TASK DESCRIPTION
Scan the data for "rank" and copy the lines it appears in.

"""

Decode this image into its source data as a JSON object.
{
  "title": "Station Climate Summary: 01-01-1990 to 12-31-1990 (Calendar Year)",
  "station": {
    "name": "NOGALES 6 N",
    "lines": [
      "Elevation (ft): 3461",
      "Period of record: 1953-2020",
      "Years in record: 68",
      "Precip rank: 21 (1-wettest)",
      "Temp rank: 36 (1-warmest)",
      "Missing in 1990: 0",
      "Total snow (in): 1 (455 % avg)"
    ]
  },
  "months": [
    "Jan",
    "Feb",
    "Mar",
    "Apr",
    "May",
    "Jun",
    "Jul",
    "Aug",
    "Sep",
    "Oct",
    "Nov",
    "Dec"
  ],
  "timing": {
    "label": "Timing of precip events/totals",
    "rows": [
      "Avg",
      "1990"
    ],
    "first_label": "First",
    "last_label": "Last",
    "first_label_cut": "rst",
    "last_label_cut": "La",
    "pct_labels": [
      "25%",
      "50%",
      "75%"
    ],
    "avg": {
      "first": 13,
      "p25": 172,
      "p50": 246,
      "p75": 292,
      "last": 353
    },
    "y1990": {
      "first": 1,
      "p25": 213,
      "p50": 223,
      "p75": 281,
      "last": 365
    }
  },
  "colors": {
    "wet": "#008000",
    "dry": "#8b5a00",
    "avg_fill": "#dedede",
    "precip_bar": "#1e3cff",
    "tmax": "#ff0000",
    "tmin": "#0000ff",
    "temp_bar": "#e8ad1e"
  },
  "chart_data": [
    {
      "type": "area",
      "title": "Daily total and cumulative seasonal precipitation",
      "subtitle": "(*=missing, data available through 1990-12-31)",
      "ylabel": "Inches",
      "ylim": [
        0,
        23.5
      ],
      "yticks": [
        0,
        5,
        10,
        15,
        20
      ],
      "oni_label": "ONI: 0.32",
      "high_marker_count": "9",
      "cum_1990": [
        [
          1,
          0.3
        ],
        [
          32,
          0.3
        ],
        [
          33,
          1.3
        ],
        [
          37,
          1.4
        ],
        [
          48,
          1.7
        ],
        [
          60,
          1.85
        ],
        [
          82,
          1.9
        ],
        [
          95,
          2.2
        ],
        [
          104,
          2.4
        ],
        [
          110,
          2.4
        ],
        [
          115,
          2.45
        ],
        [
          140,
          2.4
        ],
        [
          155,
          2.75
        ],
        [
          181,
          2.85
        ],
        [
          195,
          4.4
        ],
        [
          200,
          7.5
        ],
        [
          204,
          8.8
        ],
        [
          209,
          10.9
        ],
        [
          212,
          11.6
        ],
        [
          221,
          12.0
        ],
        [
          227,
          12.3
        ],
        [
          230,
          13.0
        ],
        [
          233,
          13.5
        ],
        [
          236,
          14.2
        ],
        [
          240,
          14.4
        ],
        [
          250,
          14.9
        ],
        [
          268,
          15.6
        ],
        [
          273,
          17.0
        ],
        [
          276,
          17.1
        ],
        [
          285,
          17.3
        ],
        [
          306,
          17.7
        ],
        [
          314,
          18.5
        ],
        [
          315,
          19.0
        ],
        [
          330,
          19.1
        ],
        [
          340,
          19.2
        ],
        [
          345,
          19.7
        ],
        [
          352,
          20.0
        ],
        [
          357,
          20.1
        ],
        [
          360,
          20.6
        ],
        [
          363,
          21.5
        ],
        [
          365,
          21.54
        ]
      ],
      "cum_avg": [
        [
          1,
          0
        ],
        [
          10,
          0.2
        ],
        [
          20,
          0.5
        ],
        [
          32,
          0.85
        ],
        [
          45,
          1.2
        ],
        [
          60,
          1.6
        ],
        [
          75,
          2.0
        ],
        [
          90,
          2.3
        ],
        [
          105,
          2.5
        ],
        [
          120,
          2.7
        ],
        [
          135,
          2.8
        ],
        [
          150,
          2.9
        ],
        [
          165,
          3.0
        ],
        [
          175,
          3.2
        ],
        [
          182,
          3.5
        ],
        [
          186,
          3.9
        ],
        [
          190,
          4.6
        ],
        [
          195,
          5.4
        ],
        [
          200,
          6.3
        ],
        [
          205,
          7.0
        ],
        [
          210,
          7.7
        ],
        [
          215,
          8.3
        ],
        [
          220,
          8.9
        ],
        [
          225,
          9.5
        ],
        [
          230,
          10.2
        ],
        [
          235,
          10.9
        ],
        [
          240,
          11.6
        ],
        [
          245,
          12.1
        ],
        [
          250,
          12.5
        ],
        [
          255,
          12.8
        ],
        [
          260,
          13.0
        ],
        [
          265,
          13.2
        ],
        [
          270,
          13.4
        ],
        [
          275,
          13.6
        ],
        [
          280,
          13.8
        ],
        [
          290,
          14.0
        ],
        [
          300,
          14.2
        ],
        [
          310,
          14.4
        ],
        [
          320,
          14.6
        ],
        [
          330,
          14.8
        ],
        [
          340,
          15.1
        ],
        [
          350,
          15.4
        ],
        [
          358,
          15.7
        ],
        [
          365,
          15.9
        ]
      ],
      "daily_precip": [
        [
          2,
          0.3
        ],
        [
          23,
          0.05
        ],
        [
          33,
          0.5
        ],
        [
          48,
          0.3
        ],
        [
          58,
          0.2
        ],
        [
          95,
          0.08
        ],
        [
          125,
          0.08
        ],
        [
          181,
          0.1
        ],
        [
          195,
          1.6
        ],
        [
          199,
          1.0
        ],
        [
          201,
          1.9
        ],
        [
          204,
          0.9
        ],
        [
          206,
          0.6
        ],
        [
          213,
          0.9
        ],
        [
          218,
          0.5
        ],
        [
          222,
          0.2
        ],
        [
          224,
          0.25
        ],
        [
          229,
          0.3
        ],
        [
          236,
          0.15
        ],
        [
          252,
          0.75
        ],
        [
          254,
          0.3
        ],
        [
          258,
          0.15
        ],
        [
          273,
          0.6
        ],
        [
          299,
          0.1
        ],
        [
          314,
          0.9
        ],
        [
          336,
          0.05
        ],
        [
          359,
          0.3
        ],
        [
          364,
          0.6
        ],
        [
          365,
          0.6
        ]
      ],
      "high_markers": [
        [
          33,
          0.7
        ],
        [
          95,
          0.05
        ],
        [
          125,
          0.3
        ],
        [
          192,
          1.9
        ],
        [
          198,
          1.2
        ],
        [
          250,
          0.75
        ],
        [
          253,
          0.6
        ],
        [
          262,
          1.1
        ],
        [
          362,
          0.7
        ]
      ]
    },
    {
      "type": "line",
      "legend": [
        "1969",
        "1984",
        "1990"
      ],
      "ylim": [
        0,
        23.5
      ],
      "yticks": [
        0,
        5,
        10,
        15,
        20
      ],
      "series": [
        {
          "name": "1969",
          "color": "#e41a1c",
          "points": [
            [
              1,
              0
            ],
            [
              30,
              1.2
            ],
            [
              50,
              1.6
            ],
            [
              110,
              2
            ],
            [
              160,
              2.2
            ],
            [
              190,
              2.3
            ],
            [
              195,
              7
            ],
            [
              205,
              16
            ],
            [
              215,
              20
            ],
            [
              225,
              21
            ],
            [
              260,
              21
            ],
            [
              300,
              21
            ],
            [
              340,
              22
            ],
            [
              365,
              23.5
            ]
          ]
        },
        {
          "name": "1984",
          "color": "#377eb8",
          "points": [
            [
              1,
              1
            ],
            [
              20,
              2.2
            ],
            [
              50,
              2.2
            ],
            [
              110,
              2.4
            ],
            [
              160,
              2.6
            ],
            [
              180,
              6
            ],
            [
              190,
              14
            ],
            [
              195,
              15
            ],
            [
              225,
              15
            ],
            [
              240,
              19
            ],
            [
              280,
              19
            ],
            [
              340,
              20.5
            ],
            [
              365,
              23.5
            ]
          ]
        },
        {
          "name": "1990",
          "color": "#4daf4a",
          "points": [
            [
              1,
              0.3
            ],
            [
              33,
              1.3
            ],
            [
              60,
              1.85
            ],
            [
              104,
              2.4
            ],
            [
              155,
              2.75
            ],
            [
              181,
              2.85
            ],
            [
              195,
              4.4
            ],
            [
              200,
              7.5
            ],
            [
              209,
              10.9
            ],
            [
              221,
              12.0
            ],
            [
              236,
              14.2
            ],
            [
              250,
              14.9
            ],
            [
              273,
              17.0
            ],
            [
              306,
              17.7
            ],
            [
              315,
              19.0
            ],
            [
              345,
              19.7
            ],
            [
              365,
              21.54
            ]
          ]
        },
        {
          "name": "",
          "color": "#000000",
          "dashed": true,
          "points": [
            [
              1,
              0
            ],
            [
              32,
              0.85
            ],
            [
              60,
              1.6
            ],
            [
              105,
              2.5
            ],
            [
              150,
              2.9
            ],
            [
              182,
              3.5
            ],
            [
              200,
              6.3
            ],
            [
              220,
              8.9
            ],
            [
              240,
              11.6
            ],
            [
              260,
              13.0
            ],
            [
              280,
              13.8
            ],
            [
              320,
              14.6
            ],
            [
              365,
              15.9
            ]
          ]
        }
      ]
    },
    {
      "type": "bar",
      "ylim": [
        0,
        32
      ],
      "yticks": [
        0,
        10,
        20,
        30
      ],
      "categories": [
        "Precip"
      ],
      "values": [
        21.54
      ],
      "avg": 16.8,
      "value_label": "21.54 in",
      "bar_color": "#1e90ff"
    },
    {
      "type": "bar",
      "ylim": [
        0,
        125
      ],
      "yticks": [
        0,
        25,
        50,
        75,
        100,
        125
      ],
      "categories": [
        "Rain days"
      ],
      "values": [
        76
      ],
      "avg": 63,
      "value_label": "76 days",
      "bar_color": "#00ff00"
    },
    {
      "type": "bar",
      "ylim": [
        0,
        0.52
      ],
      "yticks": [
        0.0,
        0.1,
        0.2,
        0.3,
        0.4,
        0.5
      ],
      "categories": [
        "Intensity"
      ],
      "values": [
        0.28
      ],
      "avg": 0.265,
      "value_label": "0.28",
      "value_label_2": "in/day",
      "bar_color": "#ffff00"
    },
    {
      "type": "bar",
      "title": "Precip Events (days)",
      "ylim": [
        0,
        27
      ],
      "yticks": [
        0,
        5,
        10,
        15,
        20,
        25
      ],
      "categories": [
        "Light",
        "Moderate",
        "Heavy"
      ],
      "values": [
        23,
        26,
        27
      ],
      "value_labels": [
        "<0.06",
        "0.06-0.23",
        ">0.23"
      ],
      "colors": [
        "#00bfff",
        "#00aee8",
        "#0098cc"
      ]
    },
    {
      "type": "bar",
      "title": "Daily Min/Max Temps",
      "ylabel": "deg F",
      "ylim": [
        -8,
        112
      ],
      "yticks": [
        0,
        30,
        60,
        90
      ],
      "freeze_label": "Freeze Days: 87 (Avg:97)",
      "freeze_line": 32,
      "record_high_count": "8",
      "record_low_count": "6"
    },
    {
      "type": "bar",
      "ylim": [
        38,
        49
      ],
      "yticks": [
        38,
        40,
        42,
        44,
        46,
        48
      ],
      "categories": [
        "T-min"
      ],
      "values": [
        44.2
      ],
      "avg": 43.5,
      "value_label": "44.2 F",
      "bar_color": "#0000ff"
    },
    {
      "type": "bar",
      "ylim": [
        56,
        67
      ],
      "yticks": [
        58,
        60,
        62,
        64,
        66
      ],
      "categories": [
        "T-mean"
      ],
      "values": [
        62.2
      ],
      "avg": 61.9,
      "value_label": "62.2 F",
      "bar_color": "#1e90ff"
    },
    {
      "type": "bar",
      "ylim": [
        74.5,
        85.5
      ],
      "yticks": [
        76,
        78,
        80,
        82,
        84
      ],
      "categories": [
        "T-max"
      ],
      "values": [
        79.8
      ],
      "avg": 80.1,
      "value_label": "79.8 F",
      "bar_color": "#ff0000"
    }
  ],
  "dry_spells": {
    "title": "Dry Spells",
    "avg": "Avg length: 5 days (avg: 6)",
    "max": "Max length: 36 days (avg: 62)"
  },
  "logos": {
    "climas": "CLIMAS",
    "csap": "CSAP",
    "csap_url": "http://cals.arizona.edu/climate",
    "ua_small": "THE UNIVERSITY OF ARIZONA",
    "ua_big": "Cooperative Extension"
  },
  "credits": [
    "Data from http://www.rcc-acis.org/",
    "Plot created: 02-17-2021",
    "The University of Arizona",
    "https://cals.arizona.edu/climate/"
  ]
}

"""

THE REPLY
      "Precip rank: 21 (1-wettest)",
      "Temp rank: 36 (1-warmest)",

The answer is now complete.